(Data extracted from a collection)
_ _ _ _

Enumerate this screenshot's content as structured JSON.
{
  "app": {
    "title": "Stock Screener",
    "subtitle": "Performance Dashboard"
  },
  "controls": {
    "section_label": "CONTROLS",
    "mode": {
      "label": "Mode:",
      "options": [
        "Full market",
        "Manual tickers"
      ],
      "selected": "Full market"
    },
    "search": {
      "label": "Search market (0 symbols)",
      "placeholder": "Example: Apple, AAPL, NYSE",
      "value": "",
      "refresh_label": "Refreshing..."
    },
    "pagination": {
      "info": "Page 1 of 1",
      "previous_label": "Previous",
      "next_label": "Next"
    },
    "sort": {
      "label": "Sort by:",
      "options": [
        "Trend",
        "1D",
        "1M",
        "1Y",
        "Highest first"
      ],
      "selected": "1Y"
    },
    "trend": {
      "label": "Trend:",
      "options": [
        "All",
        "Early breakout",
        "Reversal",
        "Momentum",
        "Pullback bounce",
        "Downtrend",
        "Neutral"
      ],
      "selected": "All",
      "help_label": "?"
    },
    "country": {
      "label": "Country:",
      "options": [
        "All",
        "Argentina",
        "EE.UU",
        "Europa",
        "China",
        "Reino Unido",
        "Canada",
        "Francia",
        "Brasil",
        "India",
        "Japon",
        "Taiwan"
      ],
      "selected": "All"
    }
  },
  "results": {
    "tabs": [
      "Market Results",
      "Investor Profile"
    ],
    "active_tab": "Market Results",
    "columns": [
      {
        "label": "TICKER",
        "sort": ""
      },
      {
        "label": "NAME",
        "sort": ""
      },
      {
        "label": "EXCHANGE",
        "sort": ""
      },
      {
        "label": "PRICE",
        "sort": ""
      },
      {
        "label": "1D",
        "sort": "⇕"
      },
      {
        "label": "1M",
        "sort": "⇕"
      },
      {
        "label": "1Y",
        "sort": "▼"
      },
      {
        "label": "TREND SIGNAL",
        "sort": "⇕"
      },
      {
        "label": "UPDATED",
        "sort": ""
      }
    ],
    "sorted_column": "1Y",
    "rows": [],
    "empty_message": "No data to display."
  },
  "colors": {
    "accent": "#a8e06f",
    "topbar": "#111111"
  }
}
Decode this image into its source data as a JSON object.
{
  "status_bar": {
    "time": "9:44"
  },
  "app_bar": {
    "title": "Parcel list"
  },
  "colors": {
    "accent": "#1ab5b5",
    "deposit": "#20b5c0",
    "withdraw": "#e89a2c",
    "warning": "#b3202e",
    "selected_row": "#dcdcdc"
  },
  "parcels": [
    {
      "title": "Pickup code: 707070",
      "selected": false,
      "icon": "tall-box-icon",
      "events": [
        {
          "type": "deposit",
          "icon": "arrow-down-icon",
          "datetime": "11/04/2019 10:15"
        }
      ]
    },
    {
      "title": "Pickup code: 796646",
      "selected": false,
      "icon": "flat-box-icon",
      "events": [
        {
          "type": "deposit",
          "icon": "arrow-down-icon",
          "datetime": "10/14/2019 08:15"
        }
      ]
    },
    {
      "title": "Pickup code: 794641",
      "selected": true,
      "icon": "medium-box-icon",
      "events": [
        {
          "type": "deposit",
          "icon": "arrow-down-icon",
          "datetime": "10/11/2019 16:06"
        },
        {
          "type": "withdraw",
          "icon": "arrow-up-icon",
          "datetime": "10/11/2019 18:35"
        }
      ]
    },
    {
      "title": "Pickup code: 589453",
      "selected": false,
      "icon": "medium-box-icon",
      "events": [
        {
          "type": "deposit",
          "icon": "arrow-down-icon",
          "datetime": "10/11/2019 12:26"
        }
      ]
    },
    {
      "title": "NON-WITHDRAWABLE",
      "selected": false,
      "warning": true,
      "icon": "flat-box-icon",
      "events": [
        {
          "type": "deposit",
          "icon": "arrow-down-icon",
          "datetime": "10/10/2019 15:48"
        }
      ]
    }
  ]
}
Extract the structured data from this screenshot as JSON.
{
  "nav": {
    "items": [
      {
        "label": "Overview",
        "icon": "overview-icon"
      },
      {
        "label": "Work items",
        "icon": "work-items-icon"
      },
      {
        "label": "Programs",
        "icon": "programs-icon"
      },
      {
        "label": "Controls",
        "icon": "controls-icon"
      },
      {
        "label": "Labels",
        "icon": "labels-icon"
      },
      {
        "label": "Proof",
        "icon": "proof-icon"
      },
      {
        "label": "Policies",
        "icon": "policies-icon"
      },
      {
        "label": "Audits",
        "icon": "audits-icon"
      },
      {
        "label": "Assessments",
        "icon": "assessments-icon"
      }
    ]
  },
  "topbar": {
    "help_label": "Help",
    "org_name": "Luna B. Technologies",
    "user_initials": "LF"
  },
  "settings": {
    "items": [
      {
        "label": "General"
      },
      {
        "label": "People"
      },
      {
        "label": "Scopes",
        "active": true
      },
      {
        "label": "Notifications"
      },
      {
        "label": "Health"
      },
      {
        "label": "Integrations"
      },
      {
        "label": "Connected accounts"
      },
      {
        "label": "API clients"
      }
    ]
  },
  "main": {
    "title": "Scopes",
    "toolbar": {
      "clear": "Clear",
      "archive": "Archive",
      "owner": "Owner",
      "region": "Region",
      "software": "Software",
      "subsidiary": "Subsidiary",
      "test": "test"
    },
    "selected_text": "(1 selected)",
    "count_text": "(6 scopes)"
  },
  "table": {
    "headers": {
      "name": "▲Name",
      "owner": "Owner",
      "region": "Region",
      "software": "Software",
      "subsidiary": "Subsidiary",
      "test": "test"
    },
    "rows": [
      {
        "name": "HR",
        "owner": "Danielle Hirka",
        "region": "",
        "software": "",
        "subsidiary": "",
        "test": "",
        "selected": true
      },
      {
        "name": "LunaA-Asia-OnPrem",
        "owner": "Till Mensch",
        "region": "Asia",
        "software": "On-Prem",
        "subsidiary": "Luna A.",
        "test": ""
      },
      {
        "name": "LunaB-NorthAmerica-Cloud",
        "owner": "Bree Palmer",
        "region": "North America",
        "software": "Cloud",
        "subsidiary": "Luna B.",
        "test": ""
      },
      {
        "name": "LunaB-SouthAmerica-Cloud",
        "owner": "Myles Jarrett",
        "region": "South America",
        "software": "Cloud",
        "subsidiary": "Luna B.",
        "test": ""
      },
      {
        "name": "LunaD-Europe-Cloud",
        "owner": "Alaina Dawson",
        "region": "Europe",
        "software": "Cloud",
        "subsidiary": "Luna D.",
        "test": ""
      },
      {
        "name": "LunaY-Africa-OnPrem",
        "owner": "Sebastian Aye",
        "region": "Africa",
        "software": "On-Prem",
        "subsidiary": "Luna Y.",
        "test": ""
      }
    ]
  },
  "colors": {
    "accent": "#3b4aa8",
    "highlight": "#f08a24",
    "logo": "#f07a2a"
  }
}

_ _ _ _

■ Stated goal:
Restate the whole listing exactly, leaving out nothing.

■ Result of this exercise:
Enumerate this screenshot's content as structured JSON.
{
  "app": {
    "title": "Stock Screener",
    "subtitle": "Performance Dashboard"
  },
  "controls": {
    "section_label": "CONTROLS",
    "mode": {
      "label": "Mode:",
      "options": [
        "Full market",
        "Manual tickers"
      ],
      "selected": "Full market"
    },
    "search": {
      "label": "Search market (0 symbols)",
      "placeholder": "Example: Apple, AAPL, NYSE",
      "value": "",
      "refresh_label": "Refreshing..."
    },
    "pagination": {
      "info": "Page 1 of 1",
      "previous_label": "Previous",
      "next_label": "Next"
    },
    "sort": {
      "label": "Sort by:",
      "options": [
        "Trend",
        "1D",
        "1M",
        "1Y",
        "Highest first"
      ],
      "selected": "1Y"
    },
    "trend": {
      "label": "Trend:",
      "options": [
        "All",
        "Early breakout",
        "Reversal",
        "Momentum",
        "Pullback bounce",
        "Downtrend",
        "Neutral"
      ],
      "selected": "All",
      "help_label": "?"
    },
    "country": {
      "label": "Country:",
      "options": [
        "All",
        "Argentina",
        "EE.UU",
        "Europa",
        "China",
        "Reino Unido",
        "Canada",
        "Francia",
        "Brasil",
        "India",
        "Japon",
        "Taiwan"
      ],
      "selected": "All"
    }
  },
  "results": {
    "tabs": [
      "Market Results",
      "Investor Profile"
    ],
    "active_tab": "Market Results",
    "columns": [
      {
        "label": "TICKER",
        "sort": ""
      },
      {
        "label": "NAME",
        "sort": ""
      },
      {
        "label": "EXCHANGE",
        "sort": ""
      },
      {
        "label": "PRICE",
        "sort": ""
      },
      {
        "label": "1D",
        "sort": "⇕"
      },
      {
        "label": "1M",
        "sort": "⇕"
      },
      {
        "label": "1Y",
        "sort": "▼"
      },
      {
        "label": "TREND SIGNAL",
        "sort": "⇕"
      },
      {
        "label": "UPDATED",
        "sort": ""
      }
    ],
    "sorted_column": "1Y",
    "rows": [],
    "empty_message": "No data to display."
  },
  "colors": {
    "accent": "#a8e06f",
    "topbar": "#111111"
  }
}
Decode this image into its source data as a JSON object.
{
  "status_bar": {
    "time": "9:44"
  },
  "app_bar": {
    "title": "Parcel list"
  },
  "colors": {
    "accent": "#1ab5b5",
    "deposit": "#20b5c0",
    "withdraw": "#e89a2c",
    "warning": "#b3202e",
    "selected_row": "#dcdcdc"
  },
  "parcels": [
    {
      "title": "Pickup code: 707070",
      "selected": false,
      "icon": "tall-box-icon",
      "events": [
        {
          "type": "deposit",
          "icon": "arrow-down-icon",
          "datetime": "11/04/2019 10:15"
        }
      ]
    },
    {
      "title": "Pickup code: 796646",
      "selected": false,
      "icon": "flat-box-icon",
      "events": [
        {
          "type": "deposit",
          "icon": "arrow-down-icon",
          "datetime": "10/14/2019 08:15"
        }
      ]
    },
    {
      "title": "Pickup code: 794641",
      "selected": true,
      "icon": "medium-box-icon",
      "events": [
        {
          "type": "deposit",
          "icon": "arrow-down-icon",
          "datetime": "10/11/2019 16:06"
        },
        {
          "type": "withdraw",
          "icon": "arrow-up-icon",
          "datetime": "10/11/2019 18:35"
        }
      ]
    },
    {
      "title": "Pickup code: 589453",
      "selected": false,
      "icon": "medium-box-icon",
      "events": [
        {
          "type": "deposit",
          "icon": "arrow-down-icon",
          "datetime": "10/11/2019 12:26"
        }
      ]
    },
    {
      "title": "NON-WITHDRAWABLE",
      "selected": false,
      "warning": true,
      "icon": "flat-box-icon",
      "events": [
        {
          "type": "deposit",
          "icon": "arrow-down-icon",
          "datetime": "10/10/2019 15:48"
        }
      ]
    }
  ]
}
Extract the structured data from this screenshot as JSON.
{
  "nav": {
    "items": [
      {
        "label": "Overview",
        "icon": "overview-icon"
      },
      {
        "label": "Work items",
        "icon": "work-items-icon"
      },
      {
        "label": "Programs",
        "icon": "programs-icon"
      },
      {
        "label": "Controls",
        "icon": "controls-icon"
      },
      {
        "label": "Labels",
        "icon": "labels-icon"
      },
      {
        "label": "Proof",
        "icon": "proof-icon"
      },
      {
        "label": "Policies",
        "icon": "policies-icon"
      },
      {
        "label": "Audits",
        "icon": "audits-icon"
      },
      {
        "label": "Assessments",
        "icon": "assessments-icon"
      }
    ]
  },
  "topbar": {
    "help_label": "Help",
    "org_name": "Luna B. Technologies",
    "user_initials": "LF"
  },
  "settings": {
    "items": [
      {
        "label": "General"
      },
      {
        "label": "People"
      },
      {
        "label": "Scopes",
        "active": true
      },
      {
        "label": "Notifications"
      },
      {
        "label": "Health"
      },
      {
        "label": "Integrations"
      },
      {
        "label": "Connected accounts"
      },
      {
        "label": "API clients"
      }
    ]
  },
  "main": {
    "title": "Scopes",
    "toolbar": {
      "clear": "Clear",
      "archive": "Archive",
      "owner": "Owner",
      "region": "Region",
      "software": "Software",
      "subsidiary": "Subsidiary",
      "test": "test"
    },
    "selected_text": "(1 selected)",
    "count_text": "(6 scopes)"
  },
  "table": {
    "headers": {
      "name": "▲Name",
      "owner": "Owner",
      "region": "Region",
      "software": "Software",
      "subsidiary": "Subsidiary",
      "test": "test"
    },
    "rows": [
      {
        "name": "HR",
        "owner": "Danielle Hirka",
        "region": "",
        "software": "",
        "subsidiary": "",
        "test": "",
        "selected": true
      },
      {
        "name": "LunaA-Asia-OnPrem",
        "owner": "Till Mensch",
        "region": "Asia",
        "software": "On-Prem",
        "subsidiary": "Luna A.",
        "test": ""
      },
      {
        "name": "LunaB-NorthAmerica-Cloud",
        "owner": "Bree Palmer",
        "region": "North America",
        "software": "Cloud",
        "subsidiary": "Luna B.",
        "test": ""
      },
      {
        "name": "LunaB-SouthAmerica-Cloud",
        "owner": "Myles Jarrett",
        "region": "South America",
        "software": "Cloud",
        "subsidiary": "Luna B.",
        "test": ""
      },
      {
        "name": "LunaD-Europe-Cloud",
        "owner": "Alaina Dawson",
        "region": "Europe",
        "software": "Cloud",
        "subsidiary": "Luna D.",
        "test": ""
      },
      {
        "name": "LunaY-Africa-OnPrem",
        "owner": "Sebastian Aye",
        "region": "Africa",
        "software": "On-Prem",
        "subsidiary": "Luna Y.",
        "test": ""
      }
    ]
  },
  "colors": {
    "accent": "#3b4aa8",
    "highlight": "#f08a24",
    "logo": "#f07a2a"
  }
}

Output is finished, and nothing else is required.